┌─ Material to process
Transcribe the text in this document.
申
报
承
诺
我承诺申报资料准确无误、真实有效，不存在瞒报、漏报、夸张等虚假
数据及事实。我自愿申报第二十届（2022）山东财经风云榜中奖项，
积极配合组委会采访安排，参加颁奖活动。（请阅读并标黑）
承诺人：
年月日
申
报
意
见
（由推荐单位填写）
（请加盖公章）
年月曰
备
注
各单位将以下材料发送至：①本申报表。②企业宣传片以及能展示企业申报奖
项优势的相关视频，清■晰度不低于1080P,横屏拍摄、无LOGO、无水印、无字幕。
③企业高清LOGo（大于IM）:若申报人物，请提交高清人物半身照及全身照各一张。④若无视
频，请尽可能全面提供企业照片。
└─
┌─ Material to process
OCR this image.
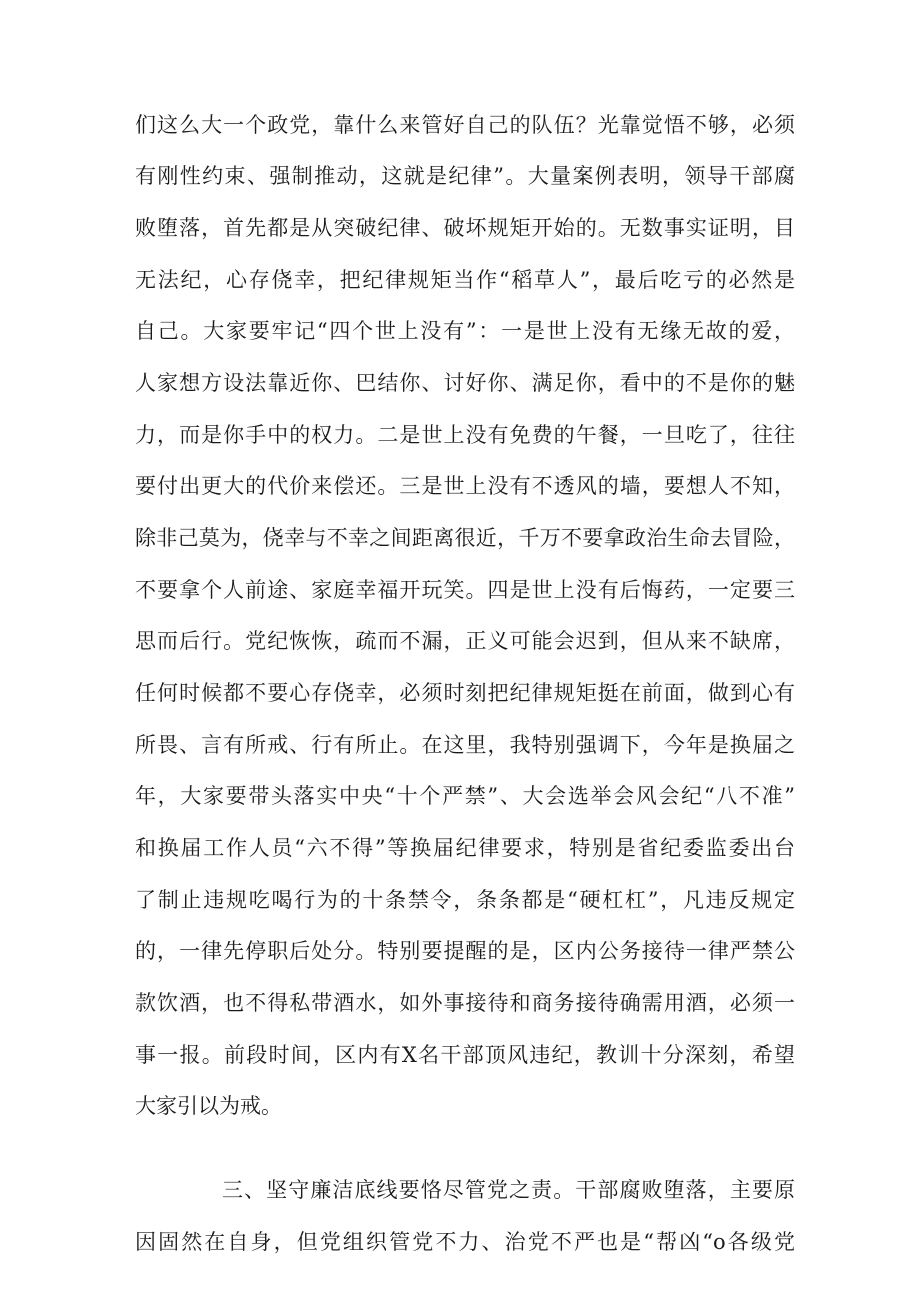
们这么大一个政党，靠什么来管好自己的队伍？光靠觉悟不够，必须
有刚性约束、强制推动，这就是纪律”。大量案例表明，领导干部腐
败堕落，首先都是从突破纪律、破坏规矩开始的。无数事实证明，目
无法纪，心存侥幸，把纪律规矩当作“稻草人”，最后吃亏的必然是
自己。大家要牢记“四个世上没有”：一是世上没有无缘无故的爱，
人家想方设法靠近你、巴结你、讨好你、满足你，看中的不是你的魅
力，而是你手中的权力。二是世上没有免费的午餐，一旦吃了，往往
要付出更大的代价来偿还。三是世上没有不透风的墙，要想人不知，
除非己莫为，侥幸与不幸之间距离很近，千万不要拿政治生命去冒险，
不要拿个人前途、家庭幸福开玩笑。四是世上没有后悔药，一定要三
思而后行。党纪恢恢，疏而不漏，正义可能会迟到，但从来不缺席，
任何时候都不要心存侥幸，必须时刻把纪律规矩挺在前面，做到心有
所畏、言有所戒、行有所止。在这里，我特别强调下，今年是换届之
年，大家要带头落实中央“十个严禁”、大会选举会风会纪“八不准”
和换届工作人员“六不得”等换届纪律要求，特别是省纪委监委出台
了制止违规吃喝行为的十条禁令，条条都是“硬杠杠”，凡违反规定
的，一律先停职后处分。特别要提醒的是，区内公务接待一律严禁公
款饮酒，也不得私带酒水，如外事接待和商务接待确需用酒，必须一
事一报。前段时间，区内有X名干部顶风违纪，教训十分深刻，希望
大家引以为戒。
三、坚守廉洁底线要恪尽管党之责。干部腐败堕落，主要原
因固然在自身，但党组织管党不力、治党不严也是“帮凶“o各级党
└─
### [What you should do]
Extract all lines containing the word "this".

### [Task output]
Transcribe the text in this document.
OCR this image.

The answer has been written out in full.